## Problem statement
Please print all of the material below, word for word.

··· Record excerpts

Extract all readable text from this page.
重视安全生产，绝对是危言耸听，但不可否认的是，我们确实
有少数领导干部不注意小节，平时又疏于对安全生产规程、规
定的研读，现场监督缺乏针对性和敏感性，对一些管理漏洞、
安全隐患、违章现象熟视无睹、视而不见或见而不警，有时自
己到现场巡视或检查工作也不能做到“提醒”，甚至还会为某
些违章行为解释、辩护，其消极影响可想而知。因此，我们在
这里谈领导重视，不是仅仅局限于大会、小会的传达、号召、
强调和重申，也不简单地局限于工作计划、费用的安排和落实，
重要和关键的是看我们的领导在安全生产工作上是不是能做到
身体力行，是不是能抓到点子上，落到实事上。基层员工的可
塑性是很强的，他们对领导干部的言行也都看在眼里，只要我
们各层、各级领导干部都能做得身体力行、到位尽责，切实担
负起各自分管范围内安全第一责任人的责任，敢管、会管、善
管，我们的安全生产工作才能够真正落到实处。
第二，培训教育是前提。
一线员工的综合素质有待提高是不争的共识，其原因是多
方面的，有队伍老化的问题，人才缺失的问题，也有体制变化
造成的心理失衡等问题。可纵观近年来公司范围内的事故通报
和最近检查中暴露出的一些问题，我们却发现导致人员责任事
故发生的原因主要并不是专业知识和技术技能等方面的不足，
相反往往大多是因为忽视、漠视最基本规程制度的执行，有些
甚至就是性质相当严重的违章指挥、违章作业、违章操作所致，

······

## Written reply
Extract all readable text from this page.
重视安全生产，绝对是危言耸听，但不可否认的是，我们确实
有少数领导干部不注意小节，平时又疏于对安全生产规程、规
定的研读，现场监督缺乏针对性和敏感性，对一些管理漏洞、
安全隐患、违章现象熟视无睹、视而不见或见而不警，有时自
己到现场巡视或检查工作也不能做到“提醒”，甚至还会为某
些违章行为解释、辩护，其消极影响可想而知。因此，我们在
这里谈领导重视，不是仅仅局限于大会、小会的传达、号召、
强调和重申，也不简单地局限于工作计划、费用的安排和落实，
重要和关键的是看我们的领导在安全生产工作上是不是能做到
身体力行，是不是能抓到点子上，落到实事上。基层员工的可
塑性是很强的，他们对领导干部的言行也都看在眼里，只要我
们各层、各级领导干部都能做得身体力行、到位尽责，切实担
负起各自分管范围内安全第一责任人的责任，敢管、会管、善
管，我们的安全生产工作才能够真正落到实处。
第二，培训教育是前提。
一线员工的综合素质有待提高是不争的共识，其原因是多
方面的，有队伍老化的问题，人才缺失的问题，也有体制变化
造成的心理失衡等问题。可纵观近年来公司范围内的事故通报
和最近检查中暴露出的一些问题，我们却发现导致人员责任事
故发生的原因主要并不是专业知识和技术技能等方面的不足，
相反往往大多是因为忽视、漠视最基本规程制度的执行，有些
甚至就是性质相当严重的违章指挥、违章作业、违章操作所致，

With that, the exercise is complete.